• SUPPLIED MATERIAL:

━━━━━━━━━━━━━━━━━━━━━━━━━━━━━━

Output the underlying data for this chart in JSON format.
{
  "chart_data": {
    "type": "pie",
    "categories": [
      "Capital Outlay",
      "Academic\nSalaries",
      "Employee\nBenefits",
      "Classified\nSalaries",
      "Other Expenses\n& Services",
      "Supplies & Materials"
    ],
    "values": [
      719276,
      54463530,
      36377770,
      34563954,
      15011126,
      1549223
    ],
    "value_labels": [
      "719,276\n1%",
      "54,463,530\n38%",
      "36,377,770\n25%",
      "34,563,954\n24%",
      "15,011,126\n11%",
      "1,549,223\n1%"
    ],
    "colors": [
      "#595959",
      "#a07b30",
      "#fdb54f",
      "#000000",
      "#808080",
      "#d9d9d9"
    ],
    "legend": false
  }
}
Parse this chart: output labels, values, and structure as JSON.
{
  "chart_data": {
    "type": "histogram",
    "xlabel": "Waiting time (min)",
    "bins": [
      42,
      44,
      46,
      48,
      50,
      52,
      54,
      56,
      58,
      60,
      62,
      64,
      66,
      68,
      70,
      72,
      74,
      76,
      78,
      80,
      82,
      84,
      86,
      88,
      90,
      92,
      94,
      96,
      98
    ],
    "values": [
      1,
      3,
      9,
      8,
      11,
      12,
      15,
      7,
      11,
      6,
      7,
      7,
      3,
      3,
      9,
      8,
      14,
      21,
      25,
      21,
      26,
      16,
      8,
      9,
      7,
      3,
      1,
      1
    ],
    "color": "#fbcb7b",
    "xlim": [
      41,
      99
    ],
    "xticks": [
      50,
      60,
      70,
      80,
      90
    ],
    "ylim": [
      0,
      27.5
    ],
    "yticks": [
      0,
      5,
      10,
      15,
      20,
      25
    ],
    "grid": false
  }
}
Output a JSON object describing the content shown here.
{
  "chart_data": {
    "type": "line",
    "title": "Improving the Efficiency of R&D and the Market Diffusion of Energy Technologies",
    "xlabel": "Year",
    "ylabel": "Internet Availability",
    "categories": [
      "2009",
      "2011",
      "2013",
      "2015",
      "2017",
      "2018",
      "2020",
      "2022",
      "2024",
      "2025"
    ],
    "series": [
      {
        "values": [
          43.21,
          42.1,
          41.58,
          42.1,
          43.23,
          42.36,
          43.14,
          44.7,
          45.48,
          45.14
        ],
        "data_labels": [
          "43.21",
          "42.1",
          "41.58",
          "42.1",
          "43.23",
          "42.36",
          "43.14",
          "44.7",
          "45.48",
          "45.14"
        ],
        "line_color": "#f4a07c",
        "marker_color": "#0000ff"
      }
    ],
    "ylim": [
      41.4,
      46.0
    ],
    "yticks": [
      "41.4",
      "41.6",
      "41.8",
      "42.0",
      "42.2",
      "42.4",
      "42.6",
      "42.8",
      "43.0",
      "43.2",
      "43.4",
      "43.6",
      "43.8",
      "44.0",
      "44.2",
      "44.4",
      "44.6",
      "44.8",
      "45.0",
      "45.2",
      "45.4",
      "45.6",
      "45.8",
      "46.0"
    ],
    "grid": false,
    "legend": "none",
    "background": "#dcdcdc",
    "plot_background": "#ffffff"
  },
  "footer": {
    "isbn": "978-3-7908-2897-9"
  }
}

━━━━━━━━━━━━━━━━━━━━━━━━━━━━━━

• OBJECTIVE: Write out every record verbatim.

• OUTPUT OF THE TASK:
Output the underlying data for this chart in JSON format.
{
  "chart_data": {
    "type": "pie",
    "categories": [
      "Capital Outlay",
      "Academic\nSalaries",
      "Employee\nBenefits",
      "Classified\nSalaries",
      "Other Expenses\n& Services",
      "Supplies & Materials"
    ],
    "values": [
      719276,
      54463530,
      36377770,
      34563954,
      15011126,
      1549223
    ],
    "value_labels": [
      "719,276\n1%",
      "54,463,530\n38%",
      "36,377,770\n25%",
      "34,563,954\n24%",
      "15,011,126\n11%",
      "1,549,223\n1%"
    ],
    "colors": [
      "#595959",
      "#a07b30",
      "#fdb54f",
      "#000000",
      "#808080",
      "#d9d9d9"
    ],
    "legend": false
  }
}
Parse this chart: output labels, values, and structure as JSON.
{
  "chart_data": {
    "type": "histogram",
    "xlabel": "Waiting time (min)",
    "bins": [
      42,
      44,
      46,
      48,
      50,
      52,
      54,
      56,
      58,
      60,
      62,
      64,
      66,
      68,
      70,
      72,
      74,
      76,
      78,
      80,
      82,
      84,
      86,
      88,
      90,
      92,
      94,
      96,
      98
    ],
    "values": [
      1,
      3,
      9,
      8,
      11,
      12,
      15,
      7,
      11,
      6,
      7,
      7,
      3,
      3,
      9,
      8,
      14,
      21,
      25,
      21,
      26,
      16,
      8,
      9,
      7,
      3,
      1,
      1
    ],
    "color": "#fbcb7b",
    "xlim": [
      41,
      99
    ],
    "xticks": [
      50,
      60,
      70,
      80,
      90
    ],
    "ylim": [
      0,
      27.5
    ],
    "yticks": [
      0,
      5,
      10,
      15,
      20,
      25
    ],
    "grid": false
  }
}
Output a JSON object describing the content shown here.
{
  "chart_data": {
    "type": "line",
    "title": "Improving the Efficiency of R&D and the Market Diffusion of Energy Technologies",
    "xlabel": "Year",
    "ylabel": "Internet Availability",
    "categories": [
      "2009",
      "2011",
      "2013",
      "2015",
      "2017",
      "2018",
      "2020",
      "2022",
      "2024",
      "2025"
    ],
    "series": [
      {
        "values": [
          43.21,
          42.1,
          41.58,
          42.1,
          43.23,
          42.36,
          43.14,
          44.7,
          45.48,
          45.14
        ],
        "data_labels": [
          "43.21",
          "42.1",
          "41.58",
          "42.1",
          "43.23",
          "42.36",
          "43.14",
          "44.7",
          "45.48",
          "45.14"
        ],
        "line_color": "#f4a07c",
        "marker_color": "#0000ff"
      }
    ],
    "ylim": [
      41.4,
      46.0
    ],
    "yticks": [
      "41.4",
      "41.6",
      "41.8",
      "42.0",
      "42.2",
      "42.4",
      "42.6",
      "42.8",
      "43.0",
      "43.2",
      "43.4",
      "43.6",
      "43.8",
      "44.0",
      "44.2",
      "44.4",
      "44.6",
      "44.8",
      "45.0",
      "45.2",
      "45.4",
      "45.6",
      "45.8",
      "46.0"
    ],
    "grid": false,
    "legend": "none",
    "background": "#dcdcdc",
    "plot_background": "#ffffff"
  },
  "footer": {
    "isbn": "978-3-7908-2897-9"
  }
}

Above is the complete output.